[Problem requirements]:
Find all the lines with "hypothesis" and gather them.

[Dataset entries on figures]
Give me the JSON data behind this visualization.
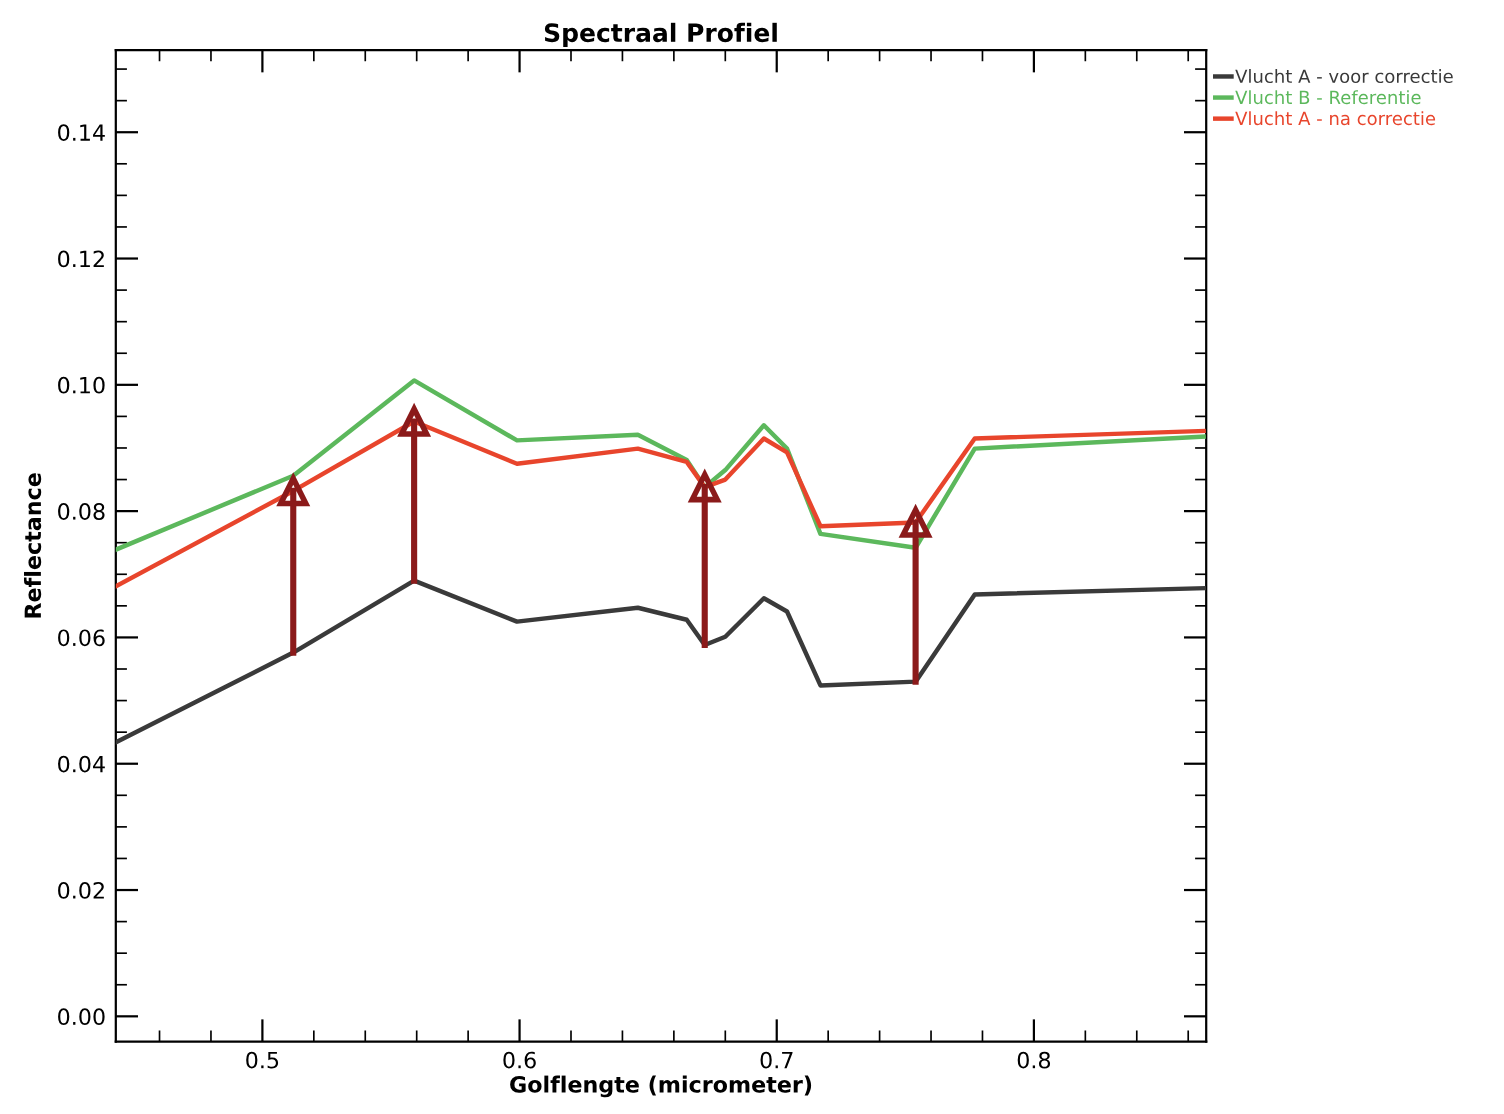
{
  "chart_data": {
    "type": "line",
    "title": "Spectraal Profiel",
    "xlabel": "Golflengte (micrometer)",
    "ylabel": "Reflectance",
    "xlim": [
      0.443,
      0.867
    ],
    "xticks": [
      0.5,
      0.6,
      0.7,
      0.8
    ],
    "ylim": [
      -0.004,
      0.153
    ],
    "yticks": [
      {
        "value": 0.0,
        "label": "0.00"
      },
      {
        "value": 0.02,
        "label": "0.02"
      },
      {
        "value": 0.04,
        "label": "0.04"
      },
      {
        "value": 0.06,
        "label": "0.06"
      },
      {
        "value": 0.08,
        "label": "0.08"
      },
      {
        "value": 0.1,
        "label": "0.10"
      },
      {
        "value": 0.12,
        "label": "0.12"
      },
      {
        "value": 0.14,
        "label": "0.14"
      }
    ],
    "grid": false,
    "legend": "top right",
    "line_style": "solid",
    "marker": "none",
    "x": [
      0.443,
      0.512,
      0.559,
      0.599,
      0.646,
      0.665,
      0.672,
      0.68,
      0.695,
      0.704,
      0.717,
      0.754,
      0.777,
      0.866
    ],
    "series": [
      {
        "name": "Vlucht A - voor correctie",
        "color": "#3a3a3a",
        "values": [
          0.0434,
          0.0576,
          0.069,
          0.0625,
          0.0647,
          0.0628,
          0.0588,
          0.0601,
          0.0662,
          0.0641,
          0.0524,
          0.053,
          0.0668,
          0.0678
        ]
      },
      {
        "name": "Vlucht B - Referentie",
        "color": "#5cb85c",
        "values": [
          0.0739,
          0.0856,
          0.1007,
          0.0912,
          0.0921,
          0.0881,
          0.0838,
          0.0865,
          0.0936,
          0.0899,
          0.0764,
          0.0742,
          0.0899,
          0.0918
        ]
      },
      {
        "name": "Vlucht A - na correctie",
        "color": "#e8452c",
        "values": [
          0.0681,
          0.0832,
          0.0942,
          0.0875,
          0.0899,
          0.0878,
          0.0838,
          0.085,
          0.0915,
          0.0893,
          0.0776,
          0.0782,
          0.0915,
          0.0927
        ]
      },
      {
        "type": "line",
        "marker": "triangle",
        "color": "#8b1a1a",
        "x": [
          0.512,
          0.512
        ],
        "values": [
          0.0576,
          0.0832
        ]
      },
      {
        "type": "line",
        "marker": "triangle",
        "color": "#8b1a1a",
        "x": [
          0.559,
          0.559
        ],
        "values": [
          0.069,
          0.0942
        ]
      },
      {
        "type": "line",
        "marker": "triangle",
        "color": "#8b1a1a",
        "x": [
          0.672,
          0.672
        ],
        "values": [
          0.0588,
          0.0838
        ]
      },
      {
        "type": "line",
        "marker": "triangle",
        "color": "#8b1a1a",
        "x": [
          0.754,
          0.754
        ],
        "values": [
          0.053,
          0.0782
        ]
      }
    ]
  }
}
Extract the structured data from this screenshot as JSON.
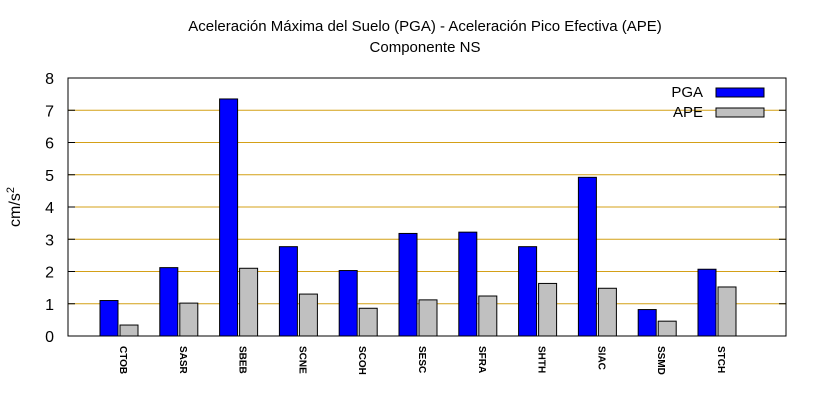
{
  "chart_data": {
    "type": "bar",
    "title": "Aceleración Máxima del Suelo (PGA) -  Aceleración Pico Efectiva (APE)",
    "subtitle": "Componente NS",
    "xlabel": "",
    "ylabel": "cm/s",
    "ylabel_exponent": "2",
    "ylim": [
      0,
      8
    ],
    "yticks": [
      "0",
      "1",
      "2",
      "3",
      "4",
      "5",
      "6",
      "7",
      "8"
    ],
    "grid": true,
    "grid_color": "#d4a017",
    "legend_position": "top-right",
    "categories": [
      "CTOB",
      "SASR",
      "SBEB",
      "SCNE",
      "SCOH",
      "SESC",
      "SFRA",
      "SHTH",
      "SIAC",
      "SSMD",
      "STCH"
    ],
    "series": [
      {
        "name": "PGA",
        "color": "#0000ff",
        "values": [
          1.1,
          2.12,
          7.35,
          2.77,
          2.03,
          3.18,
          3.22,
          2.77,
          4.92,
          0.82,
          2.07
        ]
      },
      {
        "name": "APE",
        "color": "#c0c0c0",
        "values": [
          0.34,
          1.02,
          2.1,
          1.3,
          0.86,
          1.12,
          1.24,
          1.63,
          1.48,
          0.46,
          1.52
        ]
      }
    ]
  }
}
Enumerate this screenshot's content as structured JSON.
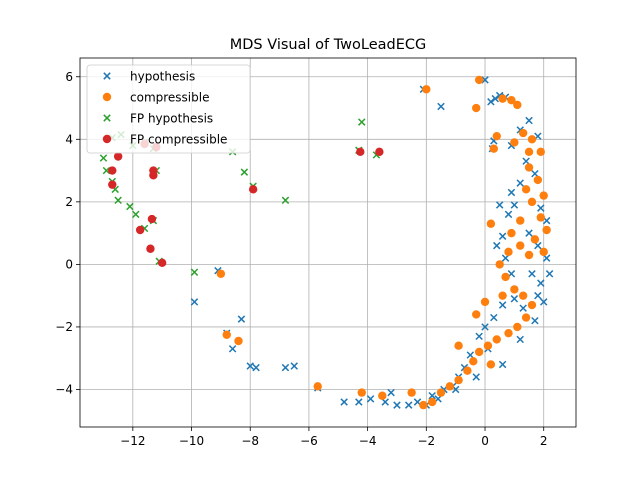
{
  "chart_data": {
    "type": "scatter",
    "title": "MDS Visual of TwoLeadECG",
    "xlabel": "",
    "ylabel": "",
    "xlim": [
      -13.8,
      3.1
    ],
    "ylim": [
      -5.2,
      6.6
    ],
    "xticks": [
      -12,
      -10,
      -8,
      -6,
      -4,
      -2,
      0,
      2
    ],
    "yticks": [
      -4,
      -2,
      0,
      2,
      4,
      6
    ],
    "xtick_labels": [
      "−12",
      "−10",
      "−8",
      "−6",
      "−4",
      "−2",
      "0",
      "2"
    ],
    "ytick_labels": [
      "−4",
      "−2",
      "0",
      "2",
      "4",
      "6"
    ],
    "grid": true,
    "legend_position": "top-left",
    "series": [
      {
        "name": "hypothesis",
        "marker": "x",
        "color": "#1f77b4",
        "points": [
          [
            -2.1,
            5.6
          ],
          [
            -1.5,
            5.05
          ],
          [
            0.0,
            5.9
          ],
          [
            0.2,
            5.2
          ],
          [
            0.35,
            5.3
          ],
          [
            0.5,
            5.4
          ],
          [
            0.7,
            5.35
          ],
          [
            0.3,
            3.95
          ],
          [
            0.25,
            3.7
          ],
          [
            0.9,
            3.8
          ],
          [
            1.2,
            4.3
          ],
          [
            1.5,
            4.6
          ],
          [
            1.8,
            4.1
          ],
          [
            1.4,
            3.3
          ],
          [
            1.7,
            2.9
          ],
          [
            1.2,
            2.6
          ],
          [
            0.9,
            2.3
          ],
          [
            0.5,
            1.9
          ],
          [
            0.8,
            1.6
          ],
          [
            1.0,
            1.9
          ],
          [
            1.9,
            1.8
          ],
          [
            2.1,
            1.4
          ],
          [
            1.5,
            1.0
          ],
          [
            1.8,
            0.6
          ],
          [
            2.1,
            0.2
          ],
          [
            0.6,
            0.9
          ],
          [
            0.4,
            0.6
          ],
          [
            0.7,
            0.2
          ],
          [
            0.9,
            -0.3
          ],
          [
            1.6,
            -0.3
          ],
          [
            1.9,
            -0.6
          ],
          [
            1.8,
            -1.0
          ],
          [
            1.3,
            -1.4
          ],
          [
            1.0,
            -1.1
          ],
          [
            0.6,
            -1.3
          ],
          [
            0.3,
            -1.7
          ],
          [
            0.0,
            -2.0
          ],
          [
            -0.2,
            -2.3
          ],
          [
            0.1,
            -2.7
          ],
          [
            -0.5,
            -2.9
          ],
          [
            -0.7,
            -3.3
          ],
          [
            -0.9,
            -3.6
          ],
          [
            -1.1,
            -3.9
          ],
          [
            -1.4,
            -4.0
          ],
          [
            -1.6,
            -4.3
          ],
          [
            -2.0,
            -4.5
          ],
          [
            -2.3,
            -4.4
          ],
          [
            -2.6,
            -4.5
          ],
          [
            -3.0,
            -4.5
          ],
          [
            -3.4,
            -4.4
          ],
          [
            -3.9,
            -4.3
          ],
          [
            -4.3,
            -4.4
          ],
          [
            -4.8,
            -4.4
          ],
          [
            -3.2,
            -4.1
          ],
          [
            -1.8,
            -4.2
          ],
          [
            -1.0,
            -4.0
          ],
          [
            -0.3,
            -3.6
          ],
          [
            0.6,
            -3.2
          ],
          [
            1.2,
            -2.4
          ],
          [
            1.7,
            -1.8
          ],
          [
            2.0,
            -1.2
          ],
          [
            2.2,
            -0.3
          ],
          [
            -6.8,
            -3.3
          ],
          [
            -6.5,
            -3.25
          ],
          [
            -7.8,
            -3.3
          ],
          [
            -8.0,
            -3.25
          ],
          [
            -8.6,
            -2.7
          ],
          [
            -8.8,
            -2.2
          ],
          [
            -8.3,
            -1.75
          ],
          [
            -9.9,
            -1.2
          ],
          [
            -9.1,
            -0.2
          ],
          [
            -5.7,
            -3.95
          ]
        ]
      },
      {
        "name": "compressible",
        "marker": "o",
        "color": "#ff7f0e",
        "points": [
          [
            -2.0,
            5.6
          ],
          [
            -0.2,
            5.9
          ],
          [
            0.6,
            5.3
          ],
          [
            0.9,
            5.25
          ],
          [
            1.1,
            5.1
          ],
          [
            0.4,
            4.1
          ],
          [
            0.3,
            3.7
          ],
          [
            1.3,
            4.2
          ],
          [
            1.6,
            4.0
          ],
          [
            1.9,
            3.6
          ],
          [
            1.5,
            3.1
          ],
          [
            1.8,
            2.7
          ],
          [
            2.0,
            2.2
          ],
          [
            1.6,
            2.0
          ],
          [
            1.9,
            1.5
          ],
          [
            2.1,
            1.1
          ],
          [
            1.7,
            0.8
          ],
          [
            2.0,
            0.4
          ],
          [
            1.5,
            0.3
          ],
          [
            1.2,
            0.6
          ],
          [
            0.8,
            0.4
          ],
          [
            0.5,
            0.0
          ],
          [
            0.7,
            -0.4
          ],
          [
            1.0,
            -0.8
          ],
          [
            1.3,
            -1.0
          ],
          [
            1.6,
            -1.3
          ],
          [
            1.4,
            -1.7
          ],
          [
            1.1,
            -2.0
          ],
          [
            0.8,
            -2.2
          ],
          [
            0.4,
            -2.4
          ],
          [
            0.1,
            -2.6
          ],
          [
            -0.2,
            -2.8
          ],
          [
            -0.4,
            -3.1
          ],
          [
            -0.6,
            -3.4
          ],
          [
            -0.9,
            -3.7
          ],
          [
            -1.2,
            -3.9
          ],
          [
            -1.5,
            -4.1
          ],
          [
            -1.8,
            -4.4
          ],
          [
            -2.1,
            -4.5
          ],
          [
            -2.5,
            -4.1
          ],
          [
            -3.5,
            -4.2
          ],
          [
            -4.2,
            -4.1
          ],
          [
            -5.7,
            -3.9
          ],
          [
            0.9,
            1.0
          ],
          [
            1.2,
            1.4
          ],
          [
            1.4,
            2.4
          ],
          [
            0.2,
            1.3
          ],
          [
            -0.3,
            -1.6
          ],
          [
            0.0,
            -1.2
          ],
          [
            0.6,
            -1.0
          ],
          [
            0.2,
            -3.2
          ],
          [
            -0.9,
            -2.6
          ],
          [
            -8.4,
            -2.45
          ],
          [
            -8.8,
            -2.25
          ],
          [
            -9.0,
            -0.3
          ],
          [
            -0.3,
            5.0
          ],
          [
            1.5,
            3.6
          ],
          [
            1.0,
            3.9
          ]
        ]
      },
      {
        "name": "FP hypothesis",
        "marker": "x",
        "color": "#2ca02c",
        "points": [
          [
            -13.0,
            3.4
          ],
          [
            -12.9,
            3.0
          ],
          [
            -12.6,
            2.4
          ],
          [
            -12.5,
            2.05
          ],
          [
            -12.1,
            1.85
          ],
          [
            -11.9,
            1.6
          ],
          [
            -11.6,
            1.15
          ],
          [
            -11.3,
            1.4
          ],
          [
            -11.1,
            0.1
          ],
          [
            -9.9,
            -0.25
          ],
          [
            -12.7,
            4.05
          ],
          [
            -12.4,
            4.15
          ],
          [
            -12.0,
            3.8
          ],
          [
            -11.6,
            3.9
          ],
          [
            -11.3,
            3.7
          ],
          [
            -11.2,
            3.0
          ],
          [
            -8.6,
            3.6
          ],
          [
            -8.2,
            2.95
          ],
          [
            -7.9,
            2.5
          ],
          [
            -6.8,
            2.05
          ],
          [
            -4.2,
            4.55
          ],
          [
            -3.7,
            3.5
          ],
          [
            -4.3,
            3.65
          ],
          [
            -12.7,
            2.65
          ]
        ]
      },
      {
        "name": "FP compressible",
        "marker": "o",
        "color": "#d62728",
        "points": [
          [
            -12.5,
            3.45
          ],
          [
            -12.7,
            3.0
          ],
          [
            -12.7,
            2.55
          ],
          [
            -11.3,
            3.0
          ],
          [
            -11.3,
            2.85
          ],
          [
            -11.35,
            1.45
          ],
          [
            -11.75,
            1.1
          ],
          [
            -11.4,
            0.5
          ],
          [
            -11.0,
            0.05
          ],
          [
            -7.9,
            2.4
          ],
          [
            -4.25,
            3.6
          ],
          [
            -3.6,
            3.6
          ],
          [
            -11.6,
            3.85
          ],
          [
            -11.2,
            3.75
          ]
        ]
      }
    ]
  }
}
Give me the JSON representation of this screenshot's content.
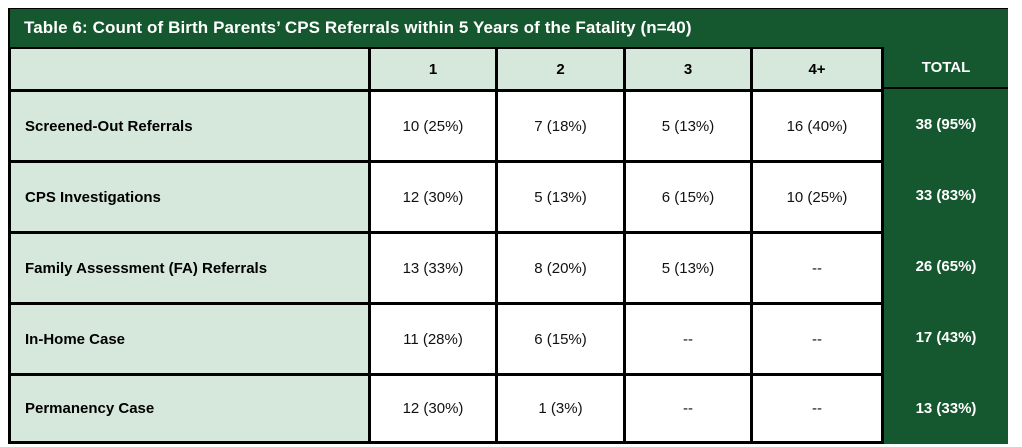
{
  "table": {
    "title": "Table 6: Count of Birth Parents’ CPS Referrals within 5 Years of the Fatality (n=40)",
    "columns": [
      "1",
      "2",
      "3",
      "4+",
      "TOTAL"
    ],
    "rows": [
      {
        "label": "Screened-Out Referrals",
        "values": [
          "10 (25%)",
          "7 (18%)",
          "5 (13%)",
          "16 (40%)"
        ],
        "total": "38 (95%)"
      },
      {
        "label": "CPS Investigations",
        "values": [
          "12 (30%)",
          "5 (13%)",
          "6 (15%)",
          "10 (25%)"
        ],
        "total": "33 (83%)"
      },
      {
        "label": "Family Assessment (FA) Referrals",
        "values": [
          "13 (33%)",
          "8 (20%)",
          "5 (13%)",
          "--"
        ],
        "total": "26 (65%)"
      },
      {
        "label": "In-Home Case",
        "values": [
          "11 (28%)",
          "6 (15%)",
          "--",
          "--"
        ],
        "total": "17 (43%)"
      },
      {
        "label": "Permanency Case",
        "values": [
          "12 (30%)",
          "1 (3%)",
          "--",
          "--"
        ],
        "total": "13 (33%)"
      }
    ]
  },
  "colors": {
    "dark_green": "#15572E",
    "light_green": "#D6E8DB",
    "border_black": "#000000",
    "white_text": "#FFFFFF"
  }
}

[Exercise answer]:
        "name": "hypothesis",
        "name": "FP hypothesis",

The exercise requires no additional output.